▸ Objective
Tally the lines in the records underneath that contain the string "JSON", and state the figure by itself.

▸ Extracted records
** Begin **

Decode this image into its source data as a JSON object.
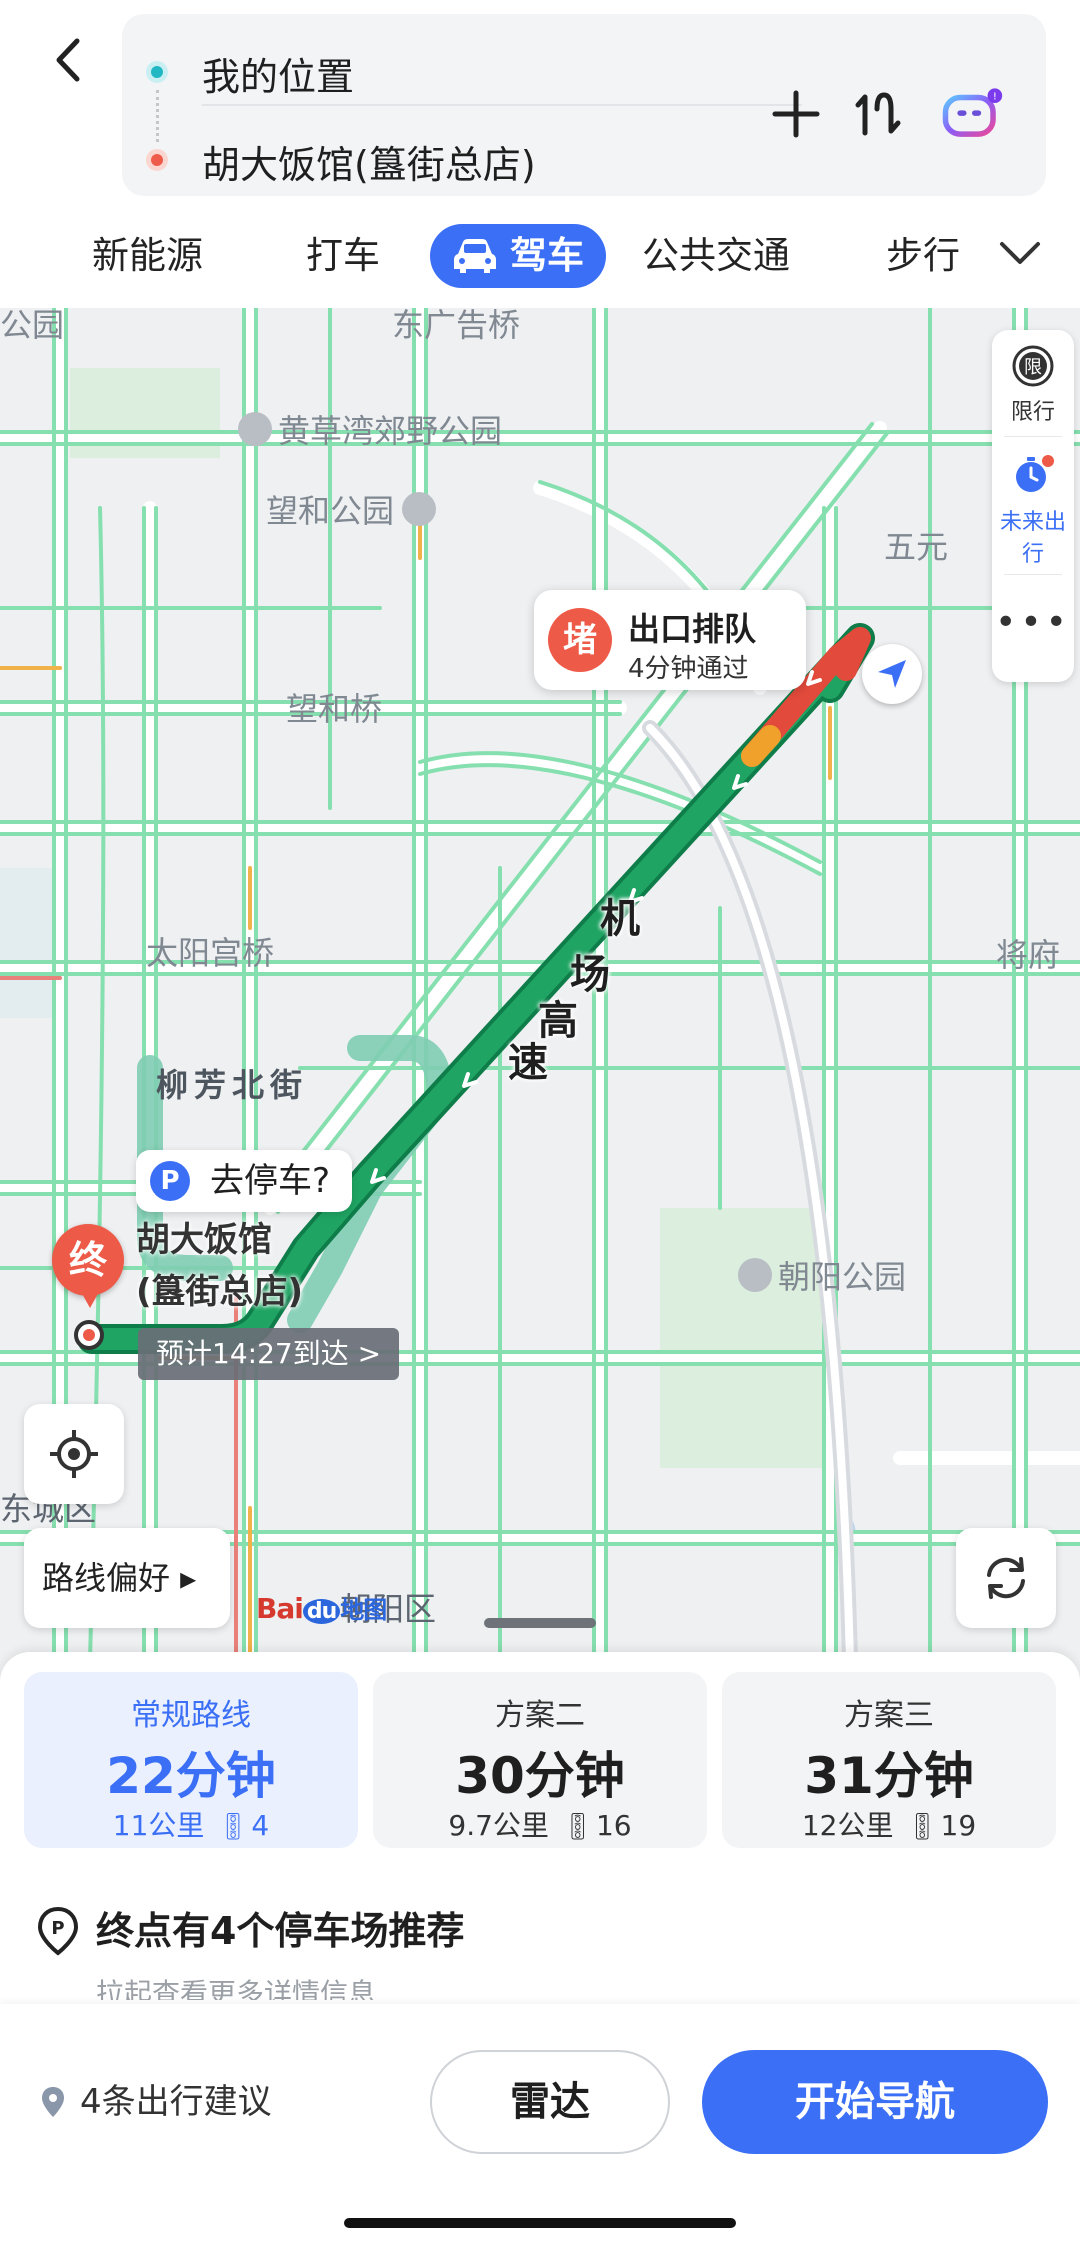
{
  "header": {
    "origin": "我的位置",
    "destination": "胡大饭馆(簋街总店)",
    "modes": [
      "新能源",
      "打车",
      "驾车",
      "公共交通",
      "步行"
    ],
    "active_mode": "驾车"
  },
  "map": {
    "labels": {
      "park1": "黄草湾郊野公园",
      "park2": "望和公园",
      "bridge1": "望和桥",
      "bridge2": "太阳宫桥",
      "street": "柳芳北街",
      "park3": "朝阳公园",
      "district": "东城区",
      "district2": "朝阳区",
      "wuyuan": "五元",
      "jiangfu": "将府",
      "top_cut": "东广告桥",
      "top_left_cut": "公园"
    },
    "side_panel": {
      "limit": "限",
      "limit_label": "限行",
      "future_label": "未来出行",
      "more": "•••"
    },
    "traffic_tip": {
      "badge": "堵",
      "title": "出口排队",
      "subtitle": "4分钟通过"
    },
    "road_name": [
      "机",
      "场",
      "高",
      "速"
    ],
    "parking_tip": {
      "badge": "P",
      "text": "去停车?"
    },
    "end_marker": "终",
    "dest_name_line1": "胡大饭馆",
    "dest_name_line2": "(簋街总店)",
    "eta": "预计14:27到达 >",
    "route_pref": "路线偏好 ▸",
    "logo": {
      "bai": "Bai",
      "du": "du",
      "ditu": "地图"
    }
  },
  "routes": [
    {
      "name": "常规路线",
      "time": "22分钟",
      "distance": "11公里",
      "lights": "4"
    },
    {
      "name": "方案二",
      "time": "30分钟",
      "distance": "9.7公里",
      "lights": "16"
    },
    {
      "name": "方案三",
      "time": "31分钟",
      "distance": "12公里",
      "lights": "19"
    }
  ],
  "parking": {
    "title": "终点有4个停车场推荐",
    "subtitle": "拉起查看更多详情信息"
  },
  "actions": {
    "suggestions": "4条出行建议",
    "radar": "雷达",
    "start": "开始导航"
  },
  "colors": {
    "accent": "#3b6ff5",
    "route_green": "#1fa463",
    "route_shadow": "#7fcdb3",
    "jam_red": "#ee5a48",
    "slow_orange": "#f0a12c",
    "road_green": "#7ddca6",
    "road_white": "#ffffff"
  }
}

** End **
** Begin **

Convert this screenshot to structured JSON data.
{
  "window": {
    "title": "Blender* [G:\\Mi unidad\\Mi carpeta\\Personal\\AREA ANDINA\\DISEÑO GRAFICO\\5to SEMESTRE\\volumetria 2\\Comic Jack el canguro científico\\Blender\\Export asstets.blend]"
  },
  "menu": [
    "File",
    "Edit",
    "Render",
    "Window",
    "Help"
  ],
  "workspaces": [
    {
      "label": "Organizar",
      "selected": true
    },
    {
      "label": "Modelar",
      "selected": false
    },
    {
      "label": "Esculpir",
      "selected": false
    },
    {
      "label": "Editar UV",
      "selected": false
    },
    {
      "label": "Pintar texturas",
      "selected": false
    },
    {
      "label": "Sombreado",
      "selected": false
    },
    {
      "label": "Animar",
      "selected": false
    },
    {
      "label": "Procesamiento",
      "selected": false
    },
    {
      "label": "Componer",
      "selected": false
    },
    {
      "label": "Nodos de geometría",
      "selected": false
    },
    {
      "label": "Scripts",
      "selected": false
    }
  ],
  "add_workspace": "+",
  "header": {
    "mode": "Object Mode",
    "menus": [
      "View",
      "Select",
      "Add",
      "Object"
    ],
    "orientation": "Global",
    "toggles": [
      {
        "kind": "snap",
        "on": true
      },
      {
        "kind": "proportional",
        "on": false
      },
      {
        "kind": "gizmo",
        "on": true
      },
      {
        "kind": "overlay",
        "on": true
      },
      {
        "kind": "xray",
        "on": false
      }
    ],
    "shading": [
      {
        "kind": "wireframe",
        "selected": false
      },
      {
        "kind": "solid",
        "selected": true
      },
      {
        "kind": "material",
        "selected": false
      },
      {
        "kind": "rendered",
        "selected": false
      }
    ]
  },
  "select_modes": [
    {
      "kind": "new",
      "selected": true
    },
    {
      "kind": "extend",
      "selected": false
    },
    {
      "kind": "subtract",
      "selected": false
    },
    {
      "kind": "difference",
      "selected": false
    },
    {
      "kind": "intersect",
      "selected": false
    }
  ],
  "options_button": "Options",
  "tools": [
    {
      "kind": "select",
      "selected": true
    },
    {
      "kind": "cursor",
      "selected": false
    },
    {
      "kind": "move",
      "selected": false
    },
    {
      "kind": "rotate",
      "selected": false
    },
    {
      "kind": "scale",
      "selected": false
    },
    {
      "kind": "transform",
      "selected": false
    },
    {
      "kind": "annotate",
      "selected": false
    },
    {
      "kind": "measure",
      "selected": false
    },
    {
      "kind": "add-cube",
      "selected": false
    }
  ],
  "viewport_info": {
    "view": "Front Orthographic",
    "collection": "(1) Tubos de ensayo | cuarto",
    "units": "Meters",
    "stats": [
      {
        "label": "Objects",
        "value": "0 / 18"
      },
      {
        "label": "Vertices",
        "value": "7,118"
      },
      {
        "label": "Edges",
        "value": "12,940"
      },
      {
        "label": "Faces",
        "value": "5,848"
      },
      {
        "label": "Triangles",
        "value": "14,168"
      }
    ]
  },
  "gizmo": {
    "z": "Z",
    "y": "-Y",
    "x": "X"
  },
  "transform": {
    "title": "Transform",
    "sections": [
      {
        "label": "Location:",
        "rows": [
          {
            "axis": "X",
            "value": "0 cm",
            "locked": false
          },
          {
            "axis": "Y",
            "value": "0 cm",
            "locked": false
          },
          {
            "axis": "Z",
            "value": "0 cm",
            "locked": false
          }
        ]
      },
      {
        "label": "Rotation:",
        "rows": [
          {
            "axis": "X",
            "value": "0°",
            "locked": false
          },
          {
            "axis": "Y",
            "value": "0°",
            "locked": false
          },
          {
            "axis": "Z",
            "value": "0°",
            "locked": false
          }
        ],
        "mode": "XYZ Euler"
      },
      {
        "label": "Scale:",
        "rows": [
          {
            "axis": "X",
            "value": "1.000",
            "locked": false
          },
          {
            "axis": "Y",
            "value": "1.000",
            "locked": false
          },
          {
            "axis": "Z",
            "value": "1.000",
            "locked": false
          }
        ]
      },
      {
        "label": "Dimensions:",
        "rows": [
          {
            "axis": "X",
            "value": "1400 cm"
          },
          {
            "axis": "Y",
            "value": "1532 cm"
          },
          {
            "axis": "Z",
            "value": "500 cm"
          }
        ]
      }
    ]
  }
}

** End **
** Begin **

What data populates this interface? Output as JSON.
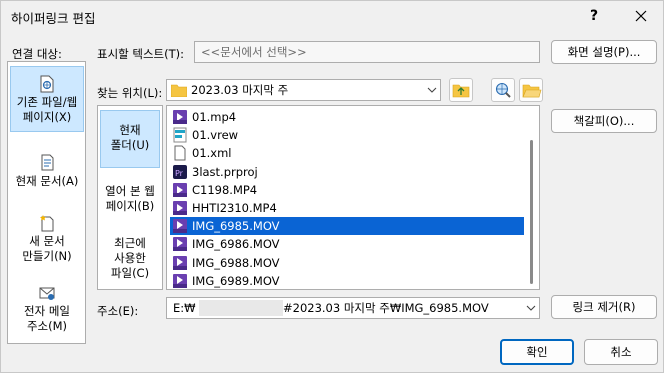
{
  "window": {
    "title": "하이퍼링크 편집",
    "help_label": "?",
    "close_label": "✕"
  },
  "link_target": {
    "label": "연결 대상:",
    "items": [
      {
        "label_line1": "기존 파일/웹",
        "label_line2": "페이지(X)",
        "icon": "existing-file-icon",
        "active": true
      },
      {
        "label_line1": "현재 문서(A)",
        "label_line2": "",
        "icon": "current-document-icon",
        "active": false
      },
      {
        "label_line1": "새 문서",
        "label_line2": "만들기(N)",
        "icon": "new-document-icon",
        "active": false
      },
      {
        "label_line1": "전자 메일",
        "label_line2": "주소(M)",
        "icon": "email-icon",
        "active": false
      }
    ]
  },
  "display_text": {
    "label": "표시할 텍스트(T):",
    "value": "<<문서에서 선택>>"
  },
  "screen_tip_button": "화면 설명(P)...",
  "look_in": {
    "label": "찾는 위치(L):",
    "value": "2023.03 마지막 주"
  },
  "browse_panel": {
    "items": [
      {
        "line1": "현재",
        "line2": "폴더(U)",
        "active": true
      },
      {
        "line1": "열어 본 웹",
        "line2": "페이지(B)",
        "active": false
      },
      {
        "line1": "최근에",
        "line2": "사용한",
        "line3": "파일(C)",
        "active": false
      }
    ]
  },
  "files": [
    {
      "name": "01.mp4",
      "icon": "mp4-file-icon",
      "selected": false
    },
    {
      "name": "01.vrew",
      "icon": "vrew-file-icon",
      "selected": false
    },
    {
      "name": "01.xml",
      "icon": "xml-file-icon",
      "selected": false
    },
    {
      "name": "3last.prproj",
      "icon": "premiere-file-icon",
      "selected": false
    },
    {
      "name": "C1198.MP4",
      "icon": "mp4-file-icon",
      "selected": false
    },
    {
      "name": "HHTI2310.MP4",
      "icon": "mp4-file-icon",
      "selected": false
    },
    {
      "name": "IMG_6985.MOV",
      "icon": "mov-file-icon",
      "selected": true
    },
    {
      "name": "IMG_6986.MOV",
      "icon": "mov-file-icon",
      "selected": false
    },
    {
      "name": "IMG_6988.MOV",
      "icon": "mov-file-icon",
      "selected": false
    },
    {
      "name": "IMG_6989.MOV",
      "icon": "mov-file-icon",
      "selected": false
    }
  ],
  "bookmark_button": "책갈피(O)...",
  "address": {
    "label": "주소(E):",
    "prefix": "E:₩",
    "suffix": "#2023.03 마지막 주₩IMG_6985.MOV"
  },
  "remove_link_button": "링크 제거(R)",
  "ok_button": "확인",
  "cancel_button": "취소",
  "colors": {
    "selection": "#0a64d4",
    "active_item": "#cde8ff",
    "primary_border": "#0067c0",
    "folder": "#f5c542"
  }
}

** End **

▸ Solution to this task
3